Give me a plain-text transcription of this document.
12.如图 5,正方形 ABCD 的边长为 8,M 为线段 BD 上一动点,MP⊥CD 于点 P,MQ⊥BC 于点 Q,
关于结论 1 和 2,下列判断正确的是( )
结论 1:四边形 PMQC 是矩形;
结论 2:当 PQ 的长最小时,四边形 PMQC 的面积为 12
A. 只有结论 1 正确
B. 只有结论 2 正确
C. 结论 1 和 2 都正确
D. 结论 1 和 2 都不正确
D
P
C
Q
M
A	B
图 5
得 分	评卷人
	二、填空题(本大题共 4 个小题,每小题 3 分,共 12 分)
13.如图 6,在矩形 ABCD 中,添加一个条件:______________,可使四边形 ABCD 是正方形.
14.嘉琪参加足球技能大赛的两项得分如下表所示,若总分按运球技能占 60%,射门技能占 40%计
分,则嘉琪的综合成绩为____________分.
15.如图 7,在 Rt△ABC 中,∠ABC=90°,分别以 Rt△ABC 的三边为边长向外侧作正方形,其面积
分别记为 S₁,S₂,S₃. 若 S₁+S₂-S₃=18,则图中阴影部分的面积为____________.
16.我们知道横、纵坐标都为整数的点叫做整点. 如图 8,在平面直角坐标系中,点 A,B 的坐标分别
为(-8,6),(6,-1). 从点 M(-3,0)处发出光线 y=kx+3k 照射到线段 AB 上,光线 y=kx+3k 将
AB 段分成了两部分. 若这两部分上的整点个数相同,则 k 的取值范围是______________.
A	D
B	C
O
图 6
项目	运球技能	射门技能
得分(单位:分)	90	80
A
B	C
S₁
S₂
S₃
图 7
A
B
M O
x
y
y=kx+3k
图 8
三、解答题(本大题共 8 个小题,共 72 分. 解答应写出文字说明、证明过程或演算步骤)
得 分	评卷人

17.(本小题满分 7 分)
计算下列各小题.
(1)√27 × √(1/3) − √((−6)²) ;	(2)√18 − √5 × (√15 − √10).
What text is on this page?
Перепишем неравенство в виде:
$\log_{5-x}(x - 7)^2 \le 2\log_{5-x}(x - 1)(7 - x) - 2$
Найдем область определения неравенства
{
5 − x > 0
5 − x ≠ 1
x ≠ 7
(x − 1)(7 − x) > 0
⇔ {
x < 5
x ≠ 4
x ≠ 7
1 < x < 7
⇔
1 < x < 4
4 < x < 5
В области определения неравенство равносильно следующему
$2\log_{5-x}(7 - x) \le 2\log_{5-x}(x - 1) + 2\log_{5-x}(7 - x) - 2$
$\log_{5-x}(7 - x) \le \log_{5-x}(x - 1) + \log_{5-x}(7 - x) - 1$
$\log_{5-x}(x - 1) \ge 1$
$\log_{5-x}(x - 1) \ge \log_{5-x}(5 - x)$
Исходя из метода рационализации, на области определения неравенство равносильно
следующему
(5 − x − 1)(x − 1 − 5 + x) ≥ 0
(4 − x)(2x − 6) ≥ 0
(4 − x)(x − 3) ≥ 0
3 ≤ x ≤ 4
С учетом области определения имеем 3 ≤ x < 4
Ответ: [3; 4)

# [Exercise]
Starting with the line that contains "What text is on this page?", write out each line through the end of the listing, exactly as it appears, and include nothing else.

# [Reply to the task]
What text is on this page?
Перепишем неравенство в виде:
$\log_{5-x}(x - 7)^2 \le 2\log_{5-x}(x - 1)(7 - x) - 2$
Найдем область определения неравенства
{
5 − x > 0
5 − x ≠ 1
x ≠ 7
(x − 1)(7 − x) > 0
⇔ {
x < 5
x ≠ 4
x ≠ 7
1 < x < 7
⇔
1 < x < 4
4 < x < 5
В области определения неравенство равносильно следующему
$2\log_{5-x}(7 - x) \le 2\log_{5-x}(x - 1) + 2\log_{5-x}(7 - x) - 2$
$\log_{5-x}(7 - x) \le \log_{5-x}(x - 1) + \log_{5-x}(7 - x) - 1$
$\log_{5-x}(x - 1) \ge 1$
$\log_{5-x}(x - 1) \ge \log_{5-x}(5 - x)$
Исходя из метода рационализации, на области определения неравенство равносильно
следующему
(5 − x − 1)(x − 1 − 5 + x) ≥ 0
(4 − x)(2x − 6) ≥ 0
(4 − x)(x − 3) ≥ 0
3 ≤ x ≤ 4
С учетом области определения имеем 3 ≤ x < 4
Ответ: [3; 4)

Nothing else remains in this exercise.